(Stated goal) Every entry needs to be printed exactly, please.

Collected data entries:

----------------

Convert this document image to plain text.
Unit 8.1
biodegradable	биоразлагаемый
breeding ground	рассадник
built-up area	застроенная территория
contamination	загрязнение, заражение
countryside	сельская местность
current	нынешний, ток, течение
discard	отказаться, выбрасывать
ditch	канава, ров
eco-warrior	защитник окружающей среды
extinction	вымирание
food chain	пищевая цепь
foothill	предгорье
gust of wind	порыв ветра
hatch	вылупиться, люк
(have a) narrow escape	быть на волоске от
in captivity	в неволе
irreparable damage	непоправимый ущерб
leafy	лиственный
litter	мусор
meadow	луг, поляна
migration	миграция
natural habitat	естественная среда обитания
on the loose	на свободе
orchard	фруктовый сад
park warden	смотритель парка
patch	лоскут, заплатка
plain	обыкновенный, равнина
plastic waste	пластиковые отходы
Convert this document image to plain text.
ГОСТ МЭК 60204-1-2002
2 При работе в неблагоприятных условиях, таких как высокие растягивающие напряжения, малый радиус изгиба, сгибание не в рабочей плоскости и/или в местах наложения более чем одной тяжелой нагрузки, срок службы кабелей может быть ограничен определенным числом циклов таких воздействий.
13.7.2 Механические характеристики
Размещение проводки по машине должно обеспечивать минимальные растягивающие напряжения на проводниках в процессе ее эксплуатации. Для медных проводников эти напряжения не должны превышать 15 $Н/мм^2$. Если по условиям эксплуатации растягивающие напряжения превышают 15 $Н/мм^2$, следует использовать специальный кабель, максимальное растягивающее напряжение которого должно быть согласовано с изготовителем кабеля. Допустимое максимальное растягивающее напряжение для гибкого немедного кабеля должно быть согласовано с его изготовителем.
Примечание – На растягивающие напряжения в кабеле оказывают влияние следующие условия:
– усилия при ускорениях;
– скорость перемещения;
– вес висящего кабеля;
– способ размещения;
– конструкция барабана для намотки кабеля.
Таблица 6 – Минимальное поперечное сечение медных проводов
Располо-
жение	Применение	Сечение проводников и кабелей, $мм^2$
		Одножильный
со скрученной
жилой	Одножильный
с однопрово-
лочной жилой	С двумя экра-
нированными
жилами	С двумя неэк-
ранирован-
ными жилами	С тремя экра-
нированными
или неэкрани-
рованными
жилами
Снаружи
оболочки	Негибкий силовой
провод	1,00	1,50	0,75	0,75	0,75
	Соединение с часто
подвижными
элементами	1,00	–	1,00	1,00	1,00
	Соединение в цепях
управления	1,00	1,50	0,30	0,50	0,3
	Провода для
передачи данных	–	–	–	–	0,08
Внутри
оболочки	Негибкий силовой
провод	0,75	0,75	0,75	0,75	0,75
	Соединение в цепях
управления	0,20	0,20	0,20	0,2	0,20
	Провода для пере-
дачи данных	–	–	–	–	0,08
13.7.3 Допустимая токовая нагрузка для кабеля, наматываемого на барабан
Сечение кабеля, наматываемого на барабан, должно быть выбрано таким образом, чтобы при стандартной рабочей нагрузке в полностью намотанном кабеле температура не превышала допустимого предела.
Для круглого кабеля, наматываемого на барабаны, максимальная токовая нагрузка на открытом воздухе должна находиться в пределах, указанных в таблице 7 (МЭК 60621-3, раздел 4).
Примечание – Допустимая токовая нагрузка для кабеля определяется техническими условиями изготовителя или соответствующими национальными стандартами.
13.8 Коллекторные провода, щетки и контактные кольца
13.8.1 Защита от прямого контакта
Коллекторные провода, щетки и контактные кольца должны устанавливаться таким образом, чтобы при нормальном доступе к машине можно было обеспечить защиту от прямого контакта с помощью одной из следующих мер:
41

----------------

(Task response)
Convert this document image to plain text.
Unit 8.1
biodegradable	биоразлагаемый
breeding ground	рассадник
built-up area	застроенная территория
contamination	загрязнение, заражение
countryside	сельская местность
current	нынешний, ток, течение
discard	отказаться, выбрасывать
ditch	канава, ров
eco-warrior	защитник окружающей среды
extinction	вымирание
food chain	пищевая цепь
foothill	предгорье
gust of wind	порыв ветра
hatch	вылупиться, люк
(have a) narrow escape	быть на волоске от
in captivity	в неволе
irreparable damage	непоправимый ущерб
leafy	лиственный
litter	мусор
meadow	луг, поляна
migration	миграция
natural habitat	естественная среда обитания
on the loose	на свободе
orchard	фруктовый сад
park warden	смотритель парка
patch	лоскут, заплатка
plain	обыкновенный, равнина
plastic waste	пластиковые отходы
Convert this document image to plain text.
ГОСТ МЭК 60204-1-2002
2 При работе в неблагоприятных условиях, таких как высокие растягивающие напряжения, малый радиус изгиба, сгибание не в рабочей плоскости и/или в местах наложения более чем одной тяжелой нагрузки, срок службы кабелей может быть ограничен определенным числом циклов таких воздействий.
13.7.2 Механические характеристики
Размещение проводки по машине должно обеспечивать минимальные растягивающие напряжения на проводниках в процессе ее эксплуатации. Для медных проводников эти напряжения не должны превышать 15 $Н/мм^2$. Если по условиям эксплуатации растягивающие напряжения превышают 15 $Н/мм^2$, следует использовать специальный кабель, максимальное растягивающее напряжение которого должно быть согласовано с изготовителем кабеля. Допустимое максимальное растягивающее напряжение для гибкого немедного кабеля должно быть согласовано с его изготовителем.
Примечание – На растягивающие напряжения в кабеле оказывают влияние следующие условия:
– усилия при ускорениях;
– скорость перемещения;
– вес висящего кабеля;
– способ размещения;
– конструкция барабана для намотки кабеля.
Таблица 6 – Минимальное поперечное сечение медных проводов
Располо-
жение	Применение	Сечение проводников и кабелей, $мм^2$
		Одножильный
со скрученной
жилой	Одножильный
с однопрово-
лочной жилой	С двумя экра-
нированными
жилами	С двумя неэк-
ранирован-
ными жилами	С тремя экра-
нированными
или неэкрани-
рованными
жилами
Снаружи
оболочки	Негибкий силовой
провод	1,00	1,50	0,75	0,75	0,75
	Соединение с часто
подвижными
элементами	1,00	–	1,00	1,00	1,00
	Соединение в цепях
управления	1,00	1,50	0,30	0,50	0,3
	Провода для
передачи данных	–	–	–	–	0,08
Внутри
оболочки	Негибкий силовой
провод	0,75	0,75	0,75	0,75	0,75
	Соединение в цепях
управления	0,20	0,20	0,20	0,2	0,20
	Провода для пере-
дачи данных	–	–	–	–	0,08
13.7.3 Допустимая токовая нагрузка для кабеля, наматываемого на барабан
Сечение кабеля, наматываемого на барабан, должно быть выбрано таким образом, чтобы при стандартной рабочей нагрузке в полностью намотанном кабеле температура не превышала допустимого предела.
Для круглого кабеля, наматываемого на барабаны, максимальная токовая нагрузка на открытом воздухе должна находиться в пределах, указанных в таблице 7 (МЭК 60621-3, раздел 4).
Примечание – Допустимая токовая нагрузка для кабеля определяется техническими условиями изготовителя или соответствующими национальными стандартами.
13.8 Коллекторные провода, щетки и контактные кольца
13.8.1 Защита от прямого контакта
Коллекторные провода, щетки и контактные кольца должны устанавливаться таким образом, чтобы при нормальном доступе к машине можно было обеспечить защиту от прямого контакта с помощью одной из следующих мер:
41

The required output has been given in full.